#### [Instructions to follow]
Give all of the lines again exactly as they read.

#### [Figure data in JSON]
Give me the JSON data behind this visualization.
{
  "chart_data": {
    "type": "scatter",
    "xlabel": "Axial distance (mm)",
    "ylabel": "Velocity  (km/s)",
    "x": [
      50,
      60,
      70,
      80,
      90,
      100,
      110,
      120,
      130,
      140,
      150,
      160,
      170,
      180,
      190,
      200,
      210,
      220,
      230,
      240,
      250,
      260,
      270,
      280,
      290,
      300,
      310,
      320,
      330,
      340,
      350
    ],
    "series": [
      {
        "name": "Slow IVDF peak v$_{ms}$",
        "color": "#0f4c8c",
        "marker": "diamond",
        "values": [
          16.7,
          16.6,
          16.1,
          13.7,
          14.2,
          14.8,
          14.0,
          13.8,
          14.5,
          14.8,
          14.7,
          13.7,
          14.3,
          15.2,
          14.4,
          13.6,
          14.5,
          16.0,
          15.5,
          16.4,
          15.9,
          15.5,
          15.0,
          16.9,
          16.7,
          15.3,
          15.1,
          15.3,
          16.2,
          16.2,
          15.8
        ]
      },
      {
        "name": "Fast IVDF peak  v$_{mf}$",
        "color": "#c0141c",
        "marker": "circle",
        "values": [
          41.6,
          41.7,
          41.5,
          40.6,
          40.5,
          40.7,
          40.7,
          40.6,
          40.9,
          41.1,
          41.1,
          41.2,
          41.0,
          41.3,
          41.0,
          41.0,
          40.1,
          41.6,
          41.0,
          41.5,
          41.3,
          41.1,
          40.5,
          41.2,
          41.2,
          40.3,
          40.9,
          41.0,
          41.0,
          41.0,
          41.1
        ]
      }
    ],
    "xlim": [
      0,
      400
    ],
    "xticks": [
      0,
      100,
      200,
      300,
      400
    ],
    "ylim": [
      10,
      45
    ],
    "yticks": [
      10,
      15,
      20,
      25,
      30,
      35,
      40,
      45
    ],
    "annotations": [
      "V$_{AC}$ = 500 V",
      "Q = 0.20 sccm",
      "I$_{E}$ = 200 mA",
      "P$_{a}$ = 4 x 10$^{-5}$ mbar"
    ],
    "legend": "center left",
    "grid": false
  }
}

#### [Answer to the task]
Give me the JSON data behind this visualization.
{
  "chart_data": {
    "type": "scatter",
    "xlabel": "Axial distance (mm)",
    "ylabel": "Velocity  (km/s)",
    "x": [
      50,
      60,
      70,
      80,
      90,
      100,
      110,
      120,
      130,
      140,
      150,
      160,
      170,
      180,
      190,
      200,
      210,
      220,
      230,
      240,
      250,
      260,
      270,
      280,
      290,
      300,
      310,
      320,
      330,
      340,
      350
    ],
    "series": [
      {
        "name": "Slow IVDF peak v$_{ms}$",
        "color": "#0f4c8c",
        "marker": "diamond",
        "values": [
          16.7,
          16.6,
          16.1,
          13.7,
          14.2,
          14.8,
          14.0,
          13.8,
          14.5,
          14.8,
          14.7,
          13.7,
          14.3,
          15.2,
          14.4,
          13.6,
          14.5,
          16.0,
          15.5,
          16.4,
          15.9,
          15.5,
          15.0,
          16.9,
          16.7,
          15.3,
          15.1,
          15.3,
          16.2,
          16.2,
          15.8
        ]
      },
      {
        "name": "Fast IVDF peak  v$_{mf}$",
        "color": "#c0141c",
        "marker": "circle",
        "values": [
          41.6,
          41.7,
          41.5,
          40.6,
          40.5,
          40.7,
          40.7,
          40.6,
          40.9,
          41.1,
          41.1,
          41.2,
          41.0,
          41.3,
          41.0,
          41.0,
          40.1,
          41.6,
          41.0,
          41.5,
          41.3,
          41.1,
          40.5,
          41.2,
          41.2,
          40.3,
          40.9,
          41.0,
          41.0,
          41.0,
          41.1
        ]
      }
    ],
    "xlim": [
      0,
      400
    ],
    "xticks": [
      0,
      100,
      200,
      300,
      400
    ],
    "ylim": [
      10,
      45
    ],
    "yticks": [
      10,
      15,
      20,
      25,
      30,
      35,
      40,
      45
    ],
    "annotations": [
      "V$_{AC}$ = 500 V",
      "Q = 0.20 sccm",
      "I$_{E}$ = 200 mA",
      "P$_{a}$ = 4 x 10$^{-5}$ mbar"
    ],
    "legend": "center left",
    "grid": false
  }
}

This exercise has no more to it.